What to do:
Copy all lines of the listing that include the string "source".

Input for this task:
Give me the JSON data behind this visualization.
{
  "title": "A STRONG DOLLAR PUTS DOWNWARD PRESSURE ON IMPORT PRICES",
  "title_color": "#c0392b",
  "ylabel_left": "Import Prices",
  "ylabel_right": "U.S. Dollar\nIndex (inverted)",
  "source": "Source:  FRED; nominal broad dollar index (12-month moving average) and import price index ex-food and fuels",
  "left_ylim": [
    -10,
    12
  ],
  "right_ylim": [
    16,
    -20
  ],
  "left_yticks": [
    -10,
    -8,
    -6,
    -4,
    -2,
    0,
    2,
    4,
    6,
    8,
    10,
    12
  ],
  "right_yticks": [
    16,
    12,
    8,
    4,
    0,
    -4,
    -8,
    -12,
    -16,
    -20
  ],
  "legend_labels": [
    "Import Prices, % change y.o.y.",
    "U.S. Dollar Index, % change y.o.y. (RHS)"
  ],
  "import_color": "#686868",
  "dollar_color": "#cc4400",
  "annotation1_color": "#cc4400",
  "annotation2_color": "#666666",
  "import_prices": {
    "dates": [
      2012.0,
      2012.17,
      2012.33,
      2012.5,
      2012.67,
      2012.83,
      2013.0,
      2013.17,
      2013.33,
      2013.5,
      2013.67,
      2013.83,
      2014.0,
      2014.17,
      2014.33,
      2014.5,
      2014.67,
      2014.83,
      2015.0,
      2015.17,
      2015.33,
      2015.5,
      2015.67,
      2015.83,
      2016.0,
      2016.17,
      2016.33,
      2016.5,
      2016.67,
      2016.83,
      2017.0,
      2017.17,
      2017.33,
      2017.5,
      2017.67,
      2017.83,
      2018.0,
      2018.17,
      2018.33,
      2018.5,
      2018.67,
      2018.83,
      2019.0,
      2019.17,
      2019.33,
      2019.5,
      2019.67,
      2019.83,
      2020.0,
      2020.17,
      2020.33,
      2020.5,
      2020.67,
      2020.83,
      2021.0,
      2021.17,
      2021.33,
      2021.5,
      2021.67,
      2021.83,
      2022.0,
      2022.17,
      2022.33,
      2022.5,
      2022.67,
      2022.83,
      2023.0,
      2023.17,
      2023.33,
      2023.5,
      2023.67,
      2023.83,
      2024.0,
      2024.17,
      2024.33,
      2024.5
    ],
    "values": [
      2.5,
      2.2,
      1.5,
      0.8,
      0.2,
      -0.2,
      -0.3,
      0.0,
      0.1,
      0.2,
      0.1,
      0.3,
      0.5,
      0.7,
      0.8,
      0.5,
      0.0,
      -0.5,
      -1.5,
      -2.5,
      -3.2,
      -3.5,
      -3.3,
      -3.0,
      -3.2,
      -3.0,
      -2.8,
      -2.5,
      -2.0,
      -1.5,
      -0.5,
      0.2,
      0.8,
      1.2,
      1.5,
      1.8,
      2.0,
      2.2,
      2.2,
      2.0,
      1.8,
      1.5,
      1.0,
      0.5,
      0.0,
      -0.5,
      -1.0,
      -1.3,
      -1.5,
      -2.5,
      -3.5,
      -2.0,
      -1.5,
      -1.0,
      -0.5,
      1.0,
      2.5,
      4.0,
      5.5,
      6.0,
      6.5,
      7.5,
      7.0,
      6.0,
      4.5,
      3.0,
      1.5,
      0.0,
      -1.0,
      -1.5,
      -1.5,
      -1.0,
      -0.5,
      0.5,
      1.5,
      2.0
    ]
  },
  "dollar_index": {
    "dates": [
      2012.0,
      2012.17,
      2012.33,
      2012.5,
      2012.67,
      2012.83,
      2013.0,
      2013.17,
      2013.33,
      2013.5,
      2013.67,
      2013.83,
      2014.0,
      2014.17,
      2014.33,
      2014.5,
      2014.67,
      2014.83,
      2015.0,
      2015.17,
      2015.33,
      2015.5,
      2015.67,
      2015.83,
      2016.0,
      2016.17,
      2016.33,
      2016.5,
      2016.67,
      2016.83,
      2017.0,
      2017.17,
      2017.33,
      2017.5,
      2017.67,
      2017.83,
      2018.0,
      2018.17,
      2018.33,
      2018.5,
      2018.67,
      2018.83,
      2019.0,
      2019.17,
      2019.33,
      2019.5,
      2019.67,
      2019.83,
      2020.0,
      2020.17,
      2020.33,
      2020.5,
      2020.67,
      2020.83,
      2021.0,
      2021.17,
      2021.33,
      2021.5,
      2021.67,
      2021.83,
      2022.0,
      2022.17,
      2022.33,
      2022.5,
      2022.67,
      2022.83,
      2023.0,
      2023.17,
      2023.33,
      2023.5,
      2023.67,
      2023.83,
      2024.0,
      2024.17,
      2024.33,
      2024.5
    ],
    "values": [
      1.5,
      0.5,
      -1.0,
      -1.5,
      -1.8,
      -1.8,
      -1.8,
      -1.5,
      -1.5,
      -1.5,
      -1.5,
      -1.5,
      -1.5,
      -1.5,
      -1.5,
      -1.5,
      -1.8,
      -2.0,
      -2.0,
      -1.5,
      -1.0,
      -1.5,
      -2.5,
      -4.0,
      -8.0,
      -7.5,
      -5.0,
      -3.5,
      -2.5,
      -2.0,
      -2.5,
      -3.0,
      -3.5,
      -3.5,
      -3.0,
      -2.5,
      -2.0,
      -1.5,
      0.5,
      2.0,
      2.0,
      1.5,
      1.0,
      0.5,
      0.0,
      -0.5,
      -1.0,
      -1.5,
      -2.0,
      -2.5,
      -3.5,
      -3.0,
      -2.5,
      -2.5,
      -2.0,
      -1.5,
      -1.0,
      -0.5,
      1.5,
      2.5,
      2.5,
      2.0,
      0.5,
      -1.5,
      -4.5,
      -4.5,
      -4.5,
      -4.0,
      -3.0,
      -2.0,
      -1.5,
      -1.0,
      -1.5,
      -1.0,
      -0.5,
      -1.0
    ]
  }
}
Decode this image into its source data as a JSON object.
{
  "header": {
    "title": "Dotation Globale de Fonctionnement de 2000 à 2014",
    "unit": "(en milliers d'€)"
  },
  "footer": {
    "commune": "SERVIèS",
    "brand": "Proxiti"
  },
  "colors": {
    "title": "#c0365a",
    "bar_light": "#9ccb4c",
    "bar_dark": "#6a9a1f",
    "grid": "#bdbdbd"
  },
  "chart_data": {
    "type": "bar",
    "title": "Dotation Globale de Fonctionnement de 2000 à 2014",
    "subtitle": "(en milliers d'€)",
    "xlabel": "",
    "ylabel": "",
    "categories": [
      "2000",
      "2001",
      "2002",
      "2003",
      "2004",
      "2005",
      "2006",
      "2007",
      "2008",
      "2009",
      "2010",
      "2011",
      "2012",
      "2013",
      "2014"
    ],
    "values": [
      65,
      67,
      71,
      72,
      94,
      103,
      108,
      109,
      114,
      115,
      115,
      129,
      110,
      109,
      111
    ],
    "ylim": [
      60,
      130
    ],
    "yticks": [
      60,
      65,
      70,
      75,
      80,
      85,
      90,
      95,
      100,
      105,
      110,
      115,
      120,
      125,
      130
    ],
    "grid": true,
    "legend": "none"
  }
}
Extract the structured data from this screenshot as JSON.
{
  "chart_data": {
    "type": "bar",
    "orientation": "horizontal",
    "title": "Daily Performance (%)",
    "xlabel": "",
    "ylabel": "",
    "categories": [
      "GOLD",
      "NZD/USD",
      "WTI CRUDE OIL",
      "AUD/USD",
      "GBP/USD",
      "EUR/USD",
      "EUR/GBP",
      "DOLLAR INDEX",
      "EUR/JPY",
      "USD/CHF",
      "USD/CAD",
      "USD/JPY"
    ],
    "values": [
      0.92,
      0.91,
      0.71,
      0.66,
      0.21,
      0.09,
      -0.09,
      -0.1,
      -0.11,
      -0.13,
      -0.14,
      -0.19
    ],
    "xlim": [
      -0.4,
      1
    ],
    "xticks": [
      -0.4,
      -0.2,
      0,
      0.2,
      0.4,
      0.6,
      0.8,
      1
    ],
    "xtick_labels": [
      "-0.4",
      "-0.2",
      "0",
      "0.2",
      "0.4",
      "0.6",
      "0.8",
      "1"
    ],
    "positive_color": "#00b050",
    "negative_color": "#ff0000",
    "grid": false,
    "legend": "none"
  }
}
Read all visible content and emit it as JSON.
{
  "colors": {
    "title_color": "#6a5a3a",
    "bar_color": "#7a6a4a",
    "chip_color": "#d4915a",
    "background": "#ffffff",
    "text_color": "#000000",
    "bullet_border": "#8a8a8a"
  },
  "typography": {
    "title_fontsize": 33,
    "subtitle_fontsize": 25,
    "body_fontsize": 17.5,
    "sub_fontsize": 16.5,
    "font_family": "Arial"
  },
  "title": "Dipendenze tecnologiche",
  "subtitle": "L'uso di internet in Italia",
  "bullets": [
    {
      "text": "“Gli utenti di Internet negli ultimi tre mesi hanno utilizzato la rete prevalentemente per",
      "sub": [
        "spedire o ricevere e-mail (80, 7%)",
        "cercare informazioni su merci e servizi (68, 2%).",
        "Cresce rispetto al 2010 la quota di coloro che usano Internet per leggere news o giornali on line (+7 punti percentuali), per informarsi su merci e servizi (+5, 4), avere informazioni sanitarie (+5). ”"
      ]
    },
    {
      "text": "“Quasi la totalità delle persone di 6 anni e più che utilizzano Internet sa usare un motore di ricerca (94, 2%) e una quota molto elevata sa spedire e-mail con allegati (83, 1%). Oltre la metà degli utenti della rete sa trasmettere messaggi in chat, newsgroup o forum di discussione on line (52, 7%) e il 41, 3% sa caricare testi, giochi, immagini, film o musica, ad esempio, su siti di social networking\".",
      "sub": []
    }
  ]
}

Complete response:
  "source": "Source:  FRED; nominal broad dollar index (12-month moving average) and import price index ex-food and fuels",
Decode this image into its source data as a JSON object.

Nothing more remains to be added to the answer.